Data entries
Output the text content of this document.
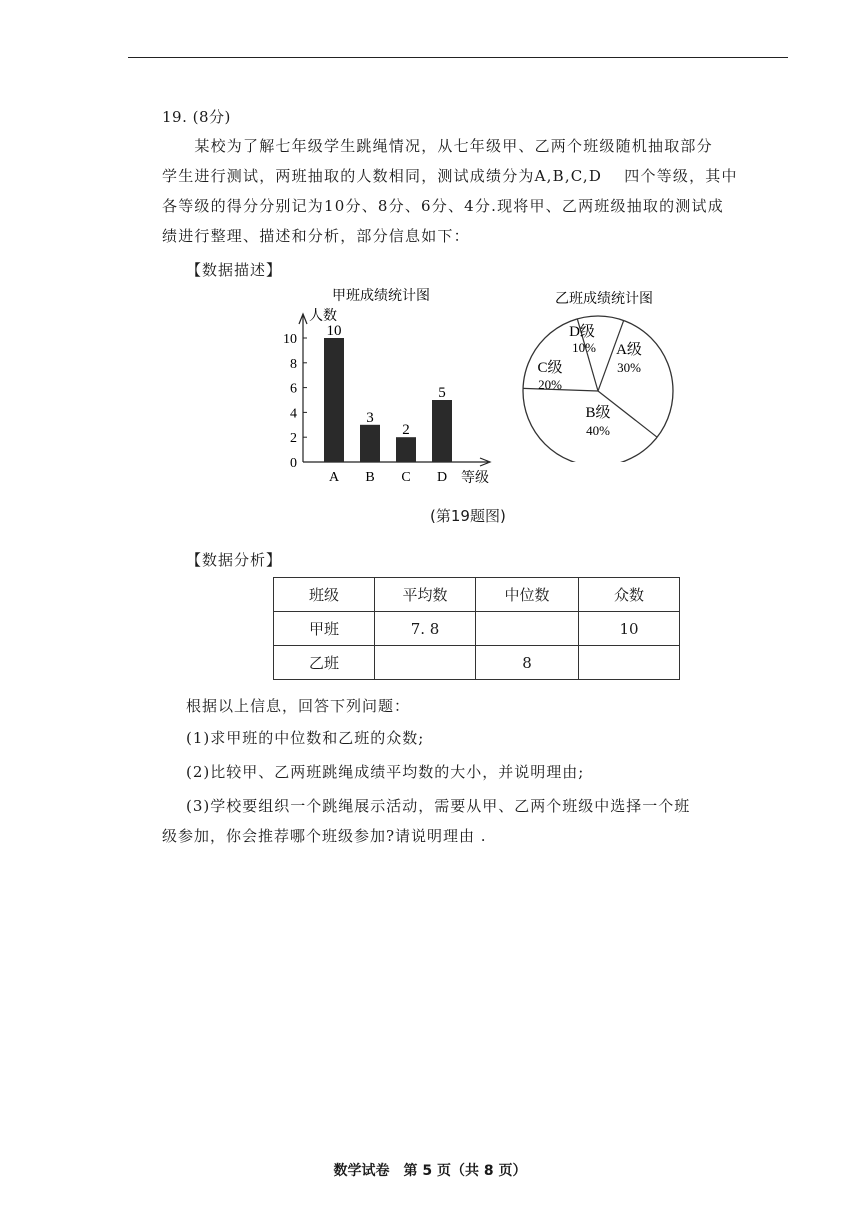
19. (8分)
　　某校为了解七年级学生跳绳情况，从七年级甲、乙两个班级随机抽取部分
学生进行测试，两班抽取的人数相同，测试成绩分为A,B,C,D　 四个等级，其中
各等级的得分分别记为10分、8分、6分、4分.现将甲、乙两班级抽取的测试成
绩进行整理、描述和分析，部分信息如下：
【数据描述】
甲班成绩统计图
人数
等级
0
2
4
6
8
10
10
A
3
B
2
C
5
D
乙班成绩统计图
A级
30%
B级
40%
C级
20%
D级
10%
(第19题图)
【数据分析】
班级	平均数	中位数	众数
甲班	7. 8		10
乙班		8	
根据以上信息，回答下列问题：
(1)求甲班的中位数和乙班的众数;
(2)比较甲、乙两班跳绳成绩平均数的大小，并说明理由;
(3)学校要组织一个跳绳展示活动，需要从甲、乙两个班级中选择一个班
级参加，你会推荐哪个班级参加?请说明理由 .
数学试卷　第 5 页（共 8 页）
* * *
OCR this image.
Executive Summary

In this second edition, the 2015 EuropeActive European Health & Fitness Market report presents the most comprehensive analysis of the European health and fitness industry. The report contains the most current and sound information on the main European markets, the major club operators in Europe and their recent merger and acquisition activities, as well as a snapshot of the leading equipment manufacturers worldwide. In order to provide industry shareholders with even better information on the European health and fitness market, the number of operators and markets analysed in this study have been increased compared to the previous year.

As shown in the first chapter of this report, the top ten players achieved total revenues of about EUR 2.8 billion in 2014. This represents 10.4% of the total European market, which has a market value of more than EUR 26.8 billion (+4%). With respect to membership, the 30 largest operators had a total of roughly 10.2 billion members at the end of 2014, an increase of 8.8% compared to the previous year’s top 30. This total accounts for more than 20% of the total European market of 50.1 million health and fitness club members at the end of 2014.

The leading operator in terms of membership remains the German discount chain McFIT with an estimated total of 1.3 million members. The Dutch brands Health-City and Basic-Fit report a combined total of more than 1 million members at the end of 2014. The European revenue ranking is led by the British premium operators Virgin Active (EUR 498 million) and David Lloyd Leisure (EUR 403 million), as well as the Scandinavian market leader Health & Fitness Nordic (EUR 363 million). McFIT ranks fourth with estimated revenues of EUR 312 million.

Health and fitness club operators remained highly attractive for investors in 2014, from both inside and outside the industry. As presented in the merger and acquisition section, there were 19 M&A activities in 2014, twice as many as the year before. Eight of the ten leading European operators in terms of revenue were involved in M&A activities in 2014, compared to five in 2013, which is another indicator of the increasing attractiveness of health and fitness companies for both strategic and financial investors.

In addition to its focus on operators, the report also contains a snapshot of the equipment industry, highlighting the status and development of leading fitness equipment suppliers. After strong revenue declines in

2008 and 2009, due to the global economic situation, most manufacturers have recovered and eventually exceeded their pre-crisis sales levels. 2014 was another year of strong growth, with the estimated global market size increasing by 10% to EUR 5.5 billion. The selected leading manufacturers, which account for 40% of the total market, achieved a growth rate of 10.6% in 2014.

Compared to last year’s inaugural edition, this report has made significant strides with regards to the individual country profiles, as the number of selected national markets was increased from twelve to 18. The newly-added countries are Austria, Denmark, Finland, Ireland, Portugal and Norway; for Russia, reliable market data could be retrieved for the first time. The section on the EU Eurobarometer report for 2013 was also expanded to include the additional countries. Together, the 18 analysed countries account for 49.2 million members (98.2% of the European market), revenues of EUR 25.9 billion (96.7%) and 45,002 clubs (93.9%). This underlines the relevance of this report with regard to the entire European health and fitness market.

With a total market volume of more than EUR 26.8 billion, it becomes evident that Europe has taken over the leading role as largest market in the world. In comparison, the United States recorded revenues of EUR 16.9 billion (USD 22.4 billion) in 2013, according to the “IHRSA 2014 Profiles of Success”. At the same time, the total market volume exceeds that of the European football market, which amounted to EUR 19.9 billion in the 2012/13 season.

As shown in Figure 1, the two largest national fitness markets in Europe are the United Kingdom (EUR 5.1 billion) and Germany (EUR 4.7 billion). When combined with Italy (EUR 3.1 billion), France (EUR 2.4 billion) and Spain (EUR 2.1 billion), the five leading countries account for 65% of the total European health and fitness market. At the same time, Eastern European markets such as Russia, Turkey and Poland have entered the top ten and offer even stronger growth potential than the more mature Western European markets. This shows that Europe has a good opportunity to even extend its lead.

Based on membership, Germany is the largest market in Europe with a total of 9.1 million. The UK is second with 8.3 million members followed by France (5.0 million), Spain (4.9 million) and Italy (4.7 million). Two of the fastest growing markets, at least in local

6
---
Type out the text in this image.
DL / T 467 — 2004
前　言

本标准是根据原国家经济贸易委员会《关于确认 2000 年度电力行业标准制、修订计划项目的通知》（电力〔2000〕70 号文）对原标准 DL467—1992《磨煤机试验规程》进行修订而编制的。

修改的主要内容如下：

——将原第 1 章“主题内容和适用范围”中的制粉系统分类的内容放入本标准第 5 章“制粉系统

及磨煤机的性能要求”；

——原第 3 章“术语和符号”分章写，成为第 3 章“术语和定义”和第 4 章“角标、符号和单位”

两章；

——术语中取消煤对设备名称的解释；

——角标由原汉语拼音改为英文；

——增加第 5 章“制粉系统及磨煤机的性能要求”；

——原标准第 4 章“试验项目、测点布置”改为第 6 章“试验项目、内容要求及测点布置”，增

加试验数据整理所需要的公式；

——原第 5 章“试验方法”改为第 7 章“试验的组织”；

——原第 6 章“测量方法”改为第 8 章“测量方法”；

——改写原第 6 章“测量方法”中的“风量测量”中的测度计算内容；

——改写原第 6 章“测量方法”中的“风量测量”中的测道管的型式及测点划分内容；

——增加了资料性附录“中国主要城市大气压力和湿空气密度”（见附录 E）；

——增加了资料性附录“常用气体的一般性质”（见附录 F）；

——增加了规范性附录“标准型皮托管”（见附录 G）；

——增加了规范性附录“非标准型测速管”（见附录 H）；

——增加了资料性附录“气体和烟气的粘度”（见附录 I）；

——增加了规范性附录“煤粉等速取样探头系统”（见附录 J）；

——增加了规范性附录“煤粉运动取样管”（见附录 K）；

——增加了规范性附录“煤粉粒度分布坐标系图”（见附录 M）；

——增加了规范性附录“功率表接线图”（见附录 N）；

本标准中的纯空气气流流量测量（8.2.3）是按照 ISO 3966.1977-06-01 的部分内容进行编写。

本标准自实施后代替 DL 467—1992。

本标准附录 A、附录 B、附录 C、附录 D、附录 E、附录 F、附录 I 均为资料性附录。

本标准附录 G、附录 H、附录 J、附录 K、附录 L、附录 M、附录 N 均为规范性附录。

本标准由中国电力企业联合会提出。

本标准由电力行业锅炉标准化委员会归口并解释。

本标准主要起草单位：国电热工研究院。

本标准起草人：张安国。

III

__Work instructions__
From the listing above, pick out every line containing "风量测量".

__Solution to the exercise__
——改写原第 6 章“测量方法”中的“风量测量”中的测度计算内容；
——改写原第 6 章“测量方法”中的“风量测量”中的测道管的型式及测点划分内容；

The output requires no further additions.